GIVEN TASK: Find all the lines with "government" and gather them.

ITEMS:
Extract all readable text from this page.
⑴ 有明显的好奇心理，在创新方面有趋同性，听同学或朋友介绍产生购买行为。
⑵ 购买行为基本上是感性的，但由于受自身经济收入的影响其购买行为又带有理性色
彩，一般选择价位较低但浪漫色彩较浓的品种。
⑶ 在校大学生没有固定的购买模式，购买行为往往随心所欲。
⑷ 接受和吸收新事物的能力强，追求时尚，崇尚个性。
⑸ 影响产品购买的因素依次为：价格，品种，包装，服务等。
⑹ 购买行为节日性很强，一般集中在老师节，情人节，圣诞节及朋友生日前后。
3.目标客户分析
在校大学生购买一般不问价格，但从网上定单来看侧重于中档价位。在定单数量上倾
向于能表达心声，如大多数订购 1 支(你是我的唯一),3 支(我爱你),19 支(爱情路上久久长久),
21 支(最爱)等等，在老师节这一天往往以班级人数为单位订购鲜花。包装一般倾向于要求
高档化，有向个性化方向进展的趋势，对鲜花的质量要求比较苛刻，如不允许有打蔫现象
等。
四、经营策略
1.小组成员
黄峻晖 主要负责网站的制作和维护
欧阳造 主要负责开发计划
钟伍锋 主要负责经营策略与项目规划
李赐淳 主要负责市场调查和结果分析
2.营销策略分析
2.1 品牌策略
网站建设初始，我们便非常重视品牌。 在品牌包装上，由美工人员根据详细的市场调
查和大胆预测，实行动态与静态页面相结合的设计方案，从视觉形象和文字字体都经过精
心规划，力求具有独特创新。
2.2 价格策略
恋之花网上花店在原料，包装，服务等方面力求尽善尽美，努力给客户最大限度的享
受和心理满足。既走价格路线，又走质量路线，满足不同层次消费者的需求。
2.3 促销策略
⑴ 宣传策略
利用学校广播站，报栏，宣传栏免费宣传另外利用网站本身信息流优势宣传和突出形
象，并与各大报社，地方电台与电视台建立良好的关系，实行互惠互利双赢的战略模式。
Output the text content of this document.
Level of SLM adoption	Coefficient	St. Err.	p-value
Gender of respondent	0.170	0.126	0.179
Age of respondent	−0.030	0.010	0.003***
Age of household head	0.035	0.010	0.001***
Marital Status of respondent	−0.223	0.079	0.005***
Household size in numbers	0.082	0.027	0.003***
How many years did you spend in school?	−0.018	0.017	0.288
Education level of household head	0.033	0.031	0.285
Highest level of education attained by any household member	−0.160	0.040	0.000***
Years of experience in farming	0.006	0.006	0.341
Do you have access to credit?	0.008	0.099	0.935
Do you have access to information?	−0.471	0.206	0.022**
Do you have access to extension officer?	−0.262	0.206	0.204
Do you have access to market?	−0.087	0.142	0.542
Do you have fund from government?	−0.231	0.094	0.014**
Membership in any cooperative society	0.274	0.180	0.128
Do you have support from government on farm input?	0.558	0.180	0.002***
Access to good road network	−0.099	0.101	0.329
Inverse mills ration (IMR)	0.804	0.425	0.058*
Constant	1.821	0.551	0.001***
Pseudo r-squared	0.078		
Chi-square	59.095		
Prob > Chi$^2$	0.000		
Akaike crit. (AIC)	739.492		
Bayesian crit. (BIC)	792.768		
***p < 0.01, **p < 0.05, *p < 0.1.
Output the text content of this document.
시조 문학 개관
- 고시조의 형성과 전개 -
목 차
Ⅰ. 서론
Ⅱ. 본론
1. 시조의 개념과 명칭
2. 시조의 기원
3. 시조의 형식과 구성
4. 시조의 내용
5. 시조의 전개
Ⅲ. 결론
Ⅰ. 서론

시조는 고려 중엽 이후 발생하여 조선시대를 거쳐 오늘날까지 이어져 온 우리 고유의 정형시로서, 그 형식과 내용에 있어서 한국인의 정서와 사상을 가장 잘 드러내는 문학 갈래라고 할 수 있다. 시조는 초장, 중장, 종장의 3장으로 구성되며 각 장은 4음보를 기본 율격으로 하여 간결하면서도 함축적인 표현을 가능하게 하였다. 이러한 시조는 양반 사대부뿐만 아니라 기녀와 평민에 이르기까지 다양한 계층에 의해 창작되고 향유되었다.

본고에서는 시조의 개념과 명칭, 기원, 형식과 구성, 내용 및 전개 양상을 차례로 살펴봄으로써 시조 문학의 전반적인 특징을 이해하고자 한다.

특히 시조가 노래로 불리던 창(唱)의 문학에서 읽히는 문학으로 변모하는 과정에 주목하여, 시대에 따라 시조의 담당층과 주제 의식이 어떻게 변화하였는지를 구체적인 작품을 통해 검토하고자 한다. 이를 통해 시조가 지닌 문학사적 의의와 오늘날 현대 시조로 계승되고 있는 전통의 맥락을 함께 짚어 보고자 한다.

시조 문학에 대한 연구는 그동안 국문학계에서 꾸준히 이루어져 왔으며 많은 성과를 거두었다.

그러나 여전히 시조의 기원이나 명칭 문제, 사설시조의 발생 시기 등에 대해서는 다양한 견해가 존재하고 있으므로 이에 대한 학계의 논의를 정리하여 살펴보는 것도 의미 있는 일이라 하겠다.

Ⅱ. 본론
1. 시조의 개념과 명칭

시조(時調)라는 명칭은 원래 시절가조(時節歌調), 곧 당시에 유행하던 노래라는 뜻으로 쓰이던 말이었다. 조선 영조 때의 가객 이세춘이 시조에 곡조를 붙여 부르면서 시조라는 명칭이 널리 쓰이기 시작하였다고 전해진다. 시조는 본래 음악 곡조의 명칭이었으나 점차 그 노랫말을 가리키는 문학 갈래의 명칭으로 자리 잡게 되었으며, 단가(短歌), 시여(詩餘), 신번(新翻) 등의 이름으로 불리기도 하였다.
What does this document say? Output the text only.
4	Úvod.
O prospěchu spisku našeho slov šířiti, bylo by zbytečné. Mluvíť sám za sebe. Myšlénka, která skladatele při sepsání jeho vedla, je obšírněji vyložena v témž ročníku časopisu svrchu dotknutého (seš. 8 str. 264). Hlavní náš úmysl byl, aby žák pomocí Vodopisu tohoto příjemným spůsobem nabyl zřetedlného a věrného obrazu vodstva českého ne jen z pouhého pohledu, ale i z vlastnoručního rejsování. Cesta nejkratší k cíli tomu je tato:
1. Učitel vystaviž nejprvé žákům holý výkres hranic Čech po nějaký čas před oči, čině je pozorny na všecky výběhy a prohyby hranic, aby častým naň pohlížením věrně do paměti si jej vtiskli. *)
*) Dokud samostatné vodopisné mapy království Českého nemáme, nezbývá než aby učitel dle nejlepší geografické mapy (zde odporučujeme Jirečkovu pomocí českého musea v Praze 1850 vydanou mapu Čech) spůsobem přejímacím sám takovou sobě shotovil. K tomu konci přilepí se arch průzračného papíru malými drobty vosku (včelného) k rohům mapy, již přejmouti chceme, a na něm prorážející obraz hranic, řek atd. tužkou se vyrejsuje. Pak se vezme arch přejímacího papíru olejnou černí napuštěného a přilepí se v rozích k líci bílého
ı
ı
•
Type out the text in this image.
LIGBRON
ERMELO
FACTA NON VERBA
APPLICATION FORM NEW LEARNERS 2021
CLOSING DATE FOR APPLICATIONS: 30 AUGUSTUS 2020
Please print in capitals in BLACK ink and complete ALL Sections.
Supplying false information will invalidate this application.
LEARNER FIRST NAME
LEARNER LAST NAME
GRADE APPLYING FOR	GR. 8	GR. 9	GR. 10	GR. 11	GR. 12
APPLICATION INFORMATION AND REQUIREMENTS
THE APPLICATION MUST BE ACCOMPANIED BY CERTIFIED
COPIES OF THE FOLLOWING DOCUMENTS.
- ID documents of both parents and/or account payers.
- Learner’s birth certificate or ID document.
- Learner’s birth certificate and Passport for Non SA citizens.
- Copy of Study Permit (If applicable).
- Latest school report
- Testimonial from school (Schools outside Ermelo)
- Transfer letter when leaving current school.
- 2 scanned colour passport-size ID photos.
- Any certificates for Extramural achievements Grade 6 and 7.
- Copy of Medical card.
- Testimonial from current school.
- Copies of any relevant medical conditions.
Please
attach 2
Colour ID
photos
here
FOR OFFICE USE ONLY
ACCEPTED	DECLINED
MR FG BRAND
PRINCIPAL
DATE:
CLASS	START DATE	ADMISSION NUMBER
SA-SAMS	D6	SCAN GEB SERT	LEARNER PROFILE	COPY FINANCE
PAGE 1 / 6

THE SOLUTION:
Do you have fund from government?	−0.231	0.094	0.014**
Do you have support from government on farm input?	0.558	0.180	0.002***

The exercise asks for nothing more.